Trecho de origem:
Imagem Televisiva e Espaço Político
Olá, pessoas!
O documentário Imagem Televisiva e Espaço Político discorre sobre uma reflexão filosófica de Vilém Flusser a respeito do modo como ocorreu a Revolução Romena em 1989.
Segundo o filósofo, a partir de como se baseou a revolução na Romênia, com a transmissão de imagens televisivas por todo o mundo, uma nova situação na cultura da imagem estaria prestes a acontecer. Ele afirma que através da imagem, o mundo tem um caráter cênico, em que se mostra contextos. Além disso, elas também significam o mundo em que vivemos; mas, dessa forma, elas também o escondem, causando uma alienação muito profunda nos espectadores. A imagem torna-se a realidade, e o mundo é apenas um pretexto. Essa inversão da relação entre o mundo da experiência e o da imaginação é chamado de idolatria. Assim, o filósofo afirma que as imagens são anti-políticas, pois escondem a realidade.
A escrita linear foi inventada a fim de explicar as imagens e abrir a visão do mundo vivido. Na visão cênica, tudo é um acontecimento, que é resultado do acaso e é repetitivo; enquanto na visão processual, tudo é um evento, que tem causa e consequência, não se repete e pode ser racionalmente explicado. A consciência que corresponde à imagem é chamada de mágica-mítica, ao passo que a que corresponde à escrita linear, é chamada política. Dessa forma, a televisão não pode ser política.

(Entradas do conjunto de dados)

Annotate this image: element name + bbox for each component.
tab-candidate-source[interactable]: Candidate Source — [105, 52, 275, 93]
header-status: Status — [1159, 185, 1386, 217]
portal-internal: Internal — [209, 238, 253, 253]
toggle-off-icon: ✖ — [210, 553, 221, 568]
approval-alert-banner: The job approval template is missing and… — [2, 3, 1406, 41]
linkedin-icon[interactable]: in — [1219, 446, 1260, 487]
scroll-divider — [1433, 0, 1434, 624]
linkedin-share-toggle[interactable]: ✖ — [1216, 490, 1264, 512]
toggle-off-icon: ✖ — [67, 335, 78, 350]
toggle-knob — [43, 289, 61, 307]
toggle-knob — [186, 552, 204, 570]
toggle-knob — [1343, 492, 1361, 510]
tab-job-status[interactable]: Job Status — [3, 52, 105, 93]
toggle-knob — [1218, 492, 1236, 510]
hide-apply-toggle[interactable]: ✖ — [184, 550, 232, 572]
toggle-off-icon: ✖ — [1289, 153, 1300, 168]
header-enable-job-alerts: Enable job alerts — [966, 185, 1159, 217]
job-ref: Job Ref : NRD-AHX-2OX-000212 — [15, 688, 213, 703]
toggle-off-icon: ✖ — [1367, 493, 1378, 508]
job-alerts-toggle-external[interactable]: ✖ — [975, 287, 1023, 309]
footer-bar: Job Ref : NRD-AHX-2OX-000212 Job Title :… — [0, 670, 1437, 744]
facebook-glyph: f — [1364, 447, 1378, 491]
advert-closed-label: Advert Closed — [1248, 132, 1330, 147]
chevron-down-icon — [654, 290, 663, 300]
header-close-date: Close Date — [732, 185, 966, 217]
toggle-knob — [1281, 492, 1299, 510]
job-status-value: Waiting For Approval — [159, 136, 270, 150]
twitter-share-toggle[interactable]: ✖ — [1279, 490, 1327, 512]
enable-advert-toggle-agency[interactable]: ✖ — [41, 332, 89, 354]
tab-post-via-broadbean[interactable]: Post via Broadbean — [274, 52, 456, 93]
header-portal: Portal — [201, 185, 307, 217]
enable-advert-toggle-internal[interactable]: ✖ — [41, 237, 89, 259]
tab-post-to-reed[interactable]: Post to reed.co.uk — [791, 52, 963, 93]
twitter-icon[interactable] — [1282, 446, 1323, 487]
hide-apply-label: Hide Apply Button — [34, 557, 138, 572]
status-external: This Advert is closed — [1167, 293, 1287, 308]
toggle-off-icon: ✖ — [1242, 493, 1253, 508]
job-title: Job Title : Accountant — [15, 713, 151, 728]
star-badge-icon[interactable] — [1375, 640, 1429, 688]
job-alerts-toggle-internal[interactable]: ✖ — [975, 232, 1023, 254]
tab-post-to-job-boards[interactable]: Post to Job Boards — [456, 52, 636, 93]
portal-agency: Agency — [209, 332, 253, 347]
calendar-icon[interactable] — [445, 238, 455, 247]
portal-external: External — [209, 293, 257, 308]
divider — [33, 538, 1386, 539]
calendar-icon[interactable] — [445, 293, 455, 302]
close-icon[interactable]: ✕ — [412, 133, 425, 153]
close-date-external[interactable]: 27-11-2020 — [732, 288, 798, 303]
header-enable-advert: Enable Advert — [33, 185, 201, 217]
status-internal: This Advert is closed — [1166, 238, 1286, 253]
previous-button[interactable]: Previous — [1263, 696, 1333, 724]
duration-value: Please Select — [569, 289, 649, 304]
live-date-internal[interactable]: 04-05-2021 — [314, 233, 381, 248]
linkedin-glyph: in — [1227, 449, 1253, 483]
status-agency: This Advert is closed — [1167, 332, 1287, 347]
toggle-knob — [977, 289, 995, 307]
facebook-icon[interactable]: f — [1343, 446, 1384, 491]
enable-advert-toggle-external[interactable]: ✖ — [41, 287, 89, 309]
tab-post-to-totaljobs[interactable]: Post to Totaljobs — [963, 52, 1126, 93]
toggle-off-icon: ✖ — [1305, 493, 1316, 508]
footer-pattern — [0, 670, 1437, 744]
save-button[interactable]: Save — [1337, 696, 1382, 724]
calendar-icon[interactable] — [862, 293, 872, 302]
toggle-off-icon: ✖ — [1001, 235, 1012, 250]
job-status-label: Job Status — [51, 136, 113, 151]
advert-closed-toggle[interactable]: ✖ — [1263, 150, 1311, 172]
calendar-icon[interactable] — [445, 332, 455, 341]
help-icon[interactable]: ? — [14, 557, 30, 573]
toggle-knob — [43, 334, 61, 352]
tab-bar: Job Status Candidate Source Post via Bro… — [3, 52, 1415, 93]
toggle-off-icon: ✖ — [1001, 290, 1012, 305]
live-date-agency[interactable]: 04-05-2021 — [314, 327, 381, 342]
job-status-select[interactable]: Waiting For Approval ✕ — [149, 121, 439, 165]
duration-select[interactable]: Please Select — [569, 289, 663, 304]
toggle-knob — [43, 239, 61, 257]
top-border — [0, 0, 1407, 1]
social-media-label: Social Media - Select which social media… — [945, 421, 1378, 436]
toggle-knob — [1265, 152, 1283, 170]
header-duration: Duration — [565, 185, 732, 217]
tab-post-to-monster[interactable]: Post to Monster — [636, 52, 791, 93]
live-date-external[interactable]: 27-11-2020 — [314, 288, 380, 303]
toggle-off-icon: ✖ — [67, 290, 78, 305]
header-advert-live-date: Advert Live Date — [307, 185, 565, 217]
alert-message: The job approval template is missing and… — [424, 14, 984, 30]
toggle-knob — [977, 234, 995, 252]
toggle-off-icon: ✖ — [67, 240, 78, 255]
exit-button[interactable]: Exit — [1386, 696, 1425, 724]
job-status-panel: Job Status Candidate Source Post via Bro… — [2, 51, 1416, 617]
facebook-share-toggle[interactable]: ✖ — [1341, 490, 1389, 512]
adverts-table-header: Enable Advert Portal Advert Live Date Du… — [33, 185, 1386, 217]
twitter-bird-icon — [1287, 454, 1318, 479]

Enunciado 1:
Imprima, sem nenhuma alteração, tudo o que vai desde "A escrita linear" até "pode ser política." no texto sobre imagem televisiva e espaço político.
Enunciado 2:
Escreva a continuação do texto sobre imagem televisiva e espaço político a partir da última frase apresentada.
Os dados constituem material à parte, sem relação com o texto.

Resultado do exercício 1:
A escrita linear foi inventada a fim de explicar as imagens e abrir a visão do mundo vivido. Na visão cênica, tudo é um acontecimento, que é resultado do acaso e é repetitivo; enquanto na visão processual, tudo é um evento, que tem causa e consequência, não se repete e pode ser racionalmente explicado. A consciência que corresponde à imagem é chamada de mágica-mítica, ao passo que a que corresponde à escrita linear, é chamada política. Dessa forma, a televisão não pode ser política.

Resultado do exercício 2:
A invenção da imprensa fez com que as imagens fossem eliminadas da cultura ocidental e dominadas pela escrita. O auge do desenvolvimento do pensamento político, durante o Iluminismo, foi também a época em que houve o triunfo da escrita linear. Porém, as mensagens tornaram-se cada vez menos imagináveis. E, assim, surgiu a fotografia, tornando imagináveis os eventos em torno de nós. A fotografia transcendeu a história e congelou os eventos em acontecimentos. O problema é que, no momento em que você se distancia da política, o ponto de vista político é perdido, e muitos outros pontos de vista são possíveis, destruindo a ideologia. A ideia era que a imagem deveria documentar a política, mas o que acontecia era que a política era feita para ser capturada na imagem. A imagem que agora faz com que o evento aconteça, como foi o caso da revolução.
O documentário me fez refletir sobre algumas questões:
- Da mesma forma como o ponto de vista político é perdido por meio da fotografia, não ocorreria o mesmo com a escrita, haja vista que nela contém o ponto de vista do autor?
- Qual a relação dessa realidade com as redes sociais?
- A imagem ser o meio de fazer evento acontecer não seria algo positivo, uma vez que abrange um maior número de pessoas envolvidas?